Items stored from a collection
------------------------------

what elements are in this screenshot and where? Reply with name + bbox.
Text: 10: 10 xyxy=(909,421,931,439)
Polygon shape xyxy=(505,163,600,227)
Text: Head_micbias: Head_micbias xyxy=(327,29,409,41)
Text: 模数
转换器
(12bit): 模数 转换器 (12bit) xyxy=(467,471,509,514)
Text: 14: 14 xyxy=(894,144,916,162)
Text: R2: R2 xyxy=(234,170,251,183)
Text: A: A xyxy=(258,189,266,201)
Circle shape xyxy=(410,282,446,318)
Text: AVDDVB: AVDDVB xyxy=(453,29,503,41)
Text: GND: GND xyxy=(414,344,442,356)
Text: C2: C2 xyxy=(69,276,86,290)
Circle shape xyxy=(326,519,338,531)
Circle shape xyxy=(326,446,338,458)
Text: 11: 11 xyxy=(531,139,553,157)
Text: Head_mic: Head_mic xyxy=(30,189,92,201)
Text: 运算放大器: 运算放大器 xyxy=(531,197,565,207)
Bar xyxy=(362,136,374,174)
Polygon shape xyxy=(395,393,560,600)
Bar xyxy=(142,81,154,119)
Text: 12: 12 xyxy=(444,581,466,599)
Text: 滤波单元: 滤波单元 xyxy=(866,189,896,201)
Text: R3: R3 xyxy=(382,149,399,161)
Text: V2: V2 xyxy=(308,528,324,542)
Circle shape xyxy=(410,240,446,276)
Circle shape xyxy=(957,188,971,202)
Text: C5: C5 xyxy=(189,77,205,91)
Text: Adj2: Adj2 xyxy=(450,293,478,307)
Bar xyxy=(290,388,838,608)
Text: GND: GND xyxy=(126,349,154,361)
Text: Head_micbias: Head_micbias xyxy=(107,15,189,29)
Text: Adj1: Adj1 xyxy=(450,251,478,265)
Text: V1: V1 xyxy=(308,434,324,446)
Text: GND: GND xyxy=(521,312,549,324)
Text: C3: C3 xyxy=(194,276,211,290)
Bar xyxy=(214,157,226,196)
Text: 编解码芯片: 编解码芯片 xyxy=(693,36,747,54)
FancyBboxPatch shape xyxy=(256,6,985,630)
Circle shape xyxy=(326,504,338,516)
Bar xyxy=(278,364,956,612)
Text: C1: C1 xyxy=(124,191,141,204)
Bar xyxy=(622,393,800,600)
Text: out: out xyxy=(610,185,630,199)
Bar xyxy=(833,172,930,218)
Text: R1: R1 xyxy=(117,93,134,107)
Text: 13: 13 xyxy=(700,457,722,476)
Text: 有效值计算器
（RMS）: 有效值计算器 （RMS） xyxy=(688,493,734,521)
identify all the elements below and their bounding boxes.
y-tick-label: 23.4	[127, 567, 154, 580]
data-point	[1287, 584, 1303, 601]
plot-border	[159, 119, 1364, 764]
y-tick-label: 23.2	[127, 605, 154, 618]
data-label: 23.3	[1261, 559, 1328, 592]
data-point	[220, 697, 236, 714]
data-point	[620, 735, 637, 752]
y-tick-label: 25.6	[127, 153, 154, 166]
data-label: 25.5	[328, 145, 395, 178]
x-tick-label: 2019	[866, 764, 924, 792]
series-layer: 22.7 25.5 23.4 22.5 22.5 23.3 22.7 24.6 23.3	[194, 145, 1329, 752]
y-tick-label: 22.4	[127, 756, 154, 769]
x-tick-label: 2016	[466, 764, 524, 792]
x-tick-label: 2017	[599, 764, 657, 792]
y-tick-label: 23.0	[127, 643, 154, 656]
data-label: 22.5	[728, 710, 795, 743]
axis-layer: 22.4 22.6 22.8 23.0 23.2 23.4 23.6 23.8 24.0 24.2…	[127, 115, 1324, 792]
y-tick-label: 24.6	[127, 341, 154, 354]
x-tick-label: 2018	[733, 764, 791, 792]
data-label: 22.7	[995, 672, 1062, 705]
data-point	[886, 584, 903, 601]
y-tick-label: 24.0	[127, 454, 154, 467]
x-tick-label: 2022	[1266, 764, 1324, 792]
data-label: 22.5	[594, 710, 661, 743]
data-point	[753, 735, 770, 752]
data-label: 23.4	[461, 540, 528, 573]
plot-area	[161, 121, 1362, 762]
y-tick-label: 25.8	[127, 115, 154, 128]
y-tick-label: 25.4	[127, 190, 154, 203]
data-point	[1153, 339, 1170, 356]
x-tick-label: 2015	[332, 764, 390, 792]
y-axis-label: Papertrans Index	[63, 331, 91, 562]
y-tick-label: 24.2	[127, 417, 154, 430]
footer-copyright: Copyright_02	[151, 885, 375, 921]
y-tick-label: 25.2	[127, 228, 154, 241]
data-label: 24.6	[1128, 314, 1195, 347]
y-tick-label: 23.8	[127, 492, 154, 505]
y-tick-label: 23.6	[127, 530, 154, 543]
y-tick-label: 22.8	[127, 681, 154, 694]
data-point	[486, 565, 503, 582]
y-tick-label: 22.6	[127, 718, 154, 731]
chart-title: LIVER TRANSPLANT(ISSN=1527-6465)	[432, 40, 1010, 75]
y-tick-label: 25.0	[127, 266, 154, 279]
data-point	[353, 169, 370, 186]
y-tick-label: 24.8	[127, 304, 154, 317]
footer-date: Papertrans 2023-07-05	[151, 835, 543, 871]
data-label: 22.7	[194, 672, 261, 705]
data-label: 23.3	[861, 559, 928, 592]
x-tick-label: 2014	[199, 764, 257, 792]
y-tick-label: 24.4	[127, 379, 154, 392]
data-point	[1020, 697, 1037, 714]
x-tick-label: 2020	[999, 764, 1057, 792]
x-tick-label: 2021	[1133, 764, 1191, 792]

------------------------------

* THE REQUEST
Can you retype every one of the items above, word for word and line for line?

* THE COMPLETED TASK
what elements are in this screenshot and where? Reply with name + bbox.
Text: 10: 10 xyxy=(909,421,931,439)
Polygon shape xyxy=(505,163,600,227)
Text: Head_micbias: Head_micbias xyxy=(327,29,409,41)
Text: 模数
转换器
(12bit): 模数 转换器 (12bit) xyxy=(467,471,509,514)
Text: 14: 14 xyxy=(894,144,916,162)
Text: R2: R2 xyxy=(234,170,251,183)
Text: A: A xyxy=(258,189,266,201)
Circle shape xyxy=(410,282,446,318)
Text: AVDDVB: AVDDVB xyxy=(453,29,503,41)
Text: GND: GND xyxy=(414,344,442,356)
Text: C2: C2 xyxy=(69,276,86,290)
Circle shape xyxy=(326,519,338,531)
Circle shape xyxy=(326,446,338,458)
Text: 11: 11 xyxy=(531,139,553,157)
Text: Head_mic: Head_mic xyxy=(30,189,92,201)
Text: 运算放大器: 运算放大器 xyxy=(531,197,565,207)
Bar xyxy=(362,136,374,174)
Polygon shape xyxy=(395,393,560,600)
Bar xyxy=(142,81,154,119)
Text: 12: 12 xyxy=(444,581,466,599)
Text: 滤波单元: 滤波单元 xyxy=(866,189,896,201)
Text: R3: R3 xyxy=(382,149,399,161)
Text: V2: V2 xyxy=(308,528,324,542)
Circle shape xyxy=(410,240,446,276)
Circle shape xyxy=(957,188,971,202)
Text: C5: C5 xyxy=(189,77,205,91)
Text: Adj2: Adj2 xyxy=(450,293,478,307)
Bar xyxy=(290,388,838,608)
Text: GND: GND xyxy=(126,349,154,361)
Text: Head_micbias: Head_micbias xyxy=(107,15,189,29)
Text: Adj1: Adj1 xyxy=(450,251,478,265)
Text: V1: V1 xyxy=(308,434,324,446)
Text: GND: GND xyxy=(521,312,549,324)
Text: C3: C3 xyxy=(194,276,211,290)
Bar xyxy=(214,157,226,196)
Text: 编解码芯片: 编解码芯片 xyxy=(693,36,747,54)
FancyBboxPatch shape xyxy=(256,6,985,630)
Circle shape xyxy=(326,504,338,516)
Bar xyxy=(278,364,956,612)
Text: C1: C1 xyxy=(124,191,141,204)
Bar xyxy=(622,393,800,600)
Text: out: out xyxy=(610,185,630,199)
Bar xyxy=(833,172,930,218)
Text: R1: R1 xyxy=(117,93,134,107)
Text: 13: 13 xyxy=(700,457,722,476)
Text: 有效值计算器
（RMS）: 有效值计算器 （RMS） xyxy=(688,493,734,521)
identify all the elements below and their bounding boxes.
y-tick-label: 23.4	[127, 567, 154, 580]
data-point	[1287, 584, 1303, 601]
plot-border	[159, 119, 1364, 764]
y-tick-label: 23.2	[127, 605, 154, 618]
data-label: 23.3	[1261, 559, 1328, 592]
data-point	[220, 697, 236, 714]
data-point	[620, 735, 637, 752]
y-tick-label: 25.6	[127, 153, 154, 166]
data-label: 25.5	[328, 145, 395, 178]
x-tick-label: 2019	[866, 764, 924, 792]
series-layer: 22.7 25.5 23.4 22.5 22.5 23.3 22.7 24.6 23.3	[194, 145, 1329, 752]
y-tick-label: 22.4	[127, 756, 154, 769]
x-tick-label: 2016	[466, 764, 524, 792]
x-tick-label: 2017	[599, 764, 657, 792]
y-tick-label: 23.0	[127, 643, 154, 656]
data-label: 22.5	[728, 710, 795, 743]
axis-layer: 22.4 22.6 22.8 23.0 23.2 23.4 23.6 23.8 24.0 24.2…	[127, 115, 1324, 792]
y-tick-label: 24.6	[127, 341, 154, 354]
x-tick-label: 2018	[733, 764, 791, 792]
data-label: 22.7	[995, 672, 1062, 705]
data-point	[886, 584, 903, 601]
y-tick-label: 24.0	[127, 454, 154, 467]
x-tick-label: 2022	[1266, 764, 1324, 792]
data-label: 22.5	[594, 710, 661, 743]
data-point	[753, 735, 770, 752]
data-label: 23.4	[461, 540, 528, 573]
plot-area	[161, 121, 1362, 762]
y-tick-label: 25.8	[127, 115, 154, 128]
y-tick-label: 25.4	[127, 190, 154, 203]
data-point	[1153, 339, 1170, 356]
x-tick-label: 2015	[332, 764, 390, 792]
y-axis-label: Papertrans Index	[63, 331, 91, 562]
y-tick-label: 24.2	[127, 417, 154, 430]
footer-copyright: Copyright_02	[151, 885, 375, 921]
y-tick-label: 25.2	[127, 228, 154, 241]
data-label: 24.6	[1128, 314, 1195, 347]
y-tick-label: 23.8	[127, 492, 154, 505]
y-tick-label: 23.6	[127, 530, 154, 543]
y-tick-label: 22.8	[127, 681, 154, 694]
data-point	[486, 565, 503, 582]
y-tick-label: 22.6	[127, 718, 154, 731]
chart-title: LIVER TRANSPLANT(ISSN=1527-6465)	[432, 40, 1010, 75]
y-tick-label: 25.0	[127, 266, 154, 279]
data-point	[353, 169, 370, 186]
y-tick-label: 24.8	[127, 304, 154, 317]
footer-date: Papertrans 2023-07-05	[151, 835, 543, 871]
data-label: 22.7	[194, 672, 261, 705]
data-label: 23.3	[861, 559, 928, 592]
x-tick-label: 2014	[199, 764, 257, 792]
y-tick-label: 24.4	[127, 379, 154, 392]
data-point	[1020, 697, 1037, 714]
x-tick-label: 2020	[999, 764, 1057, 792]
x-tick-label: 2021	[1133, 764, 1191, 792]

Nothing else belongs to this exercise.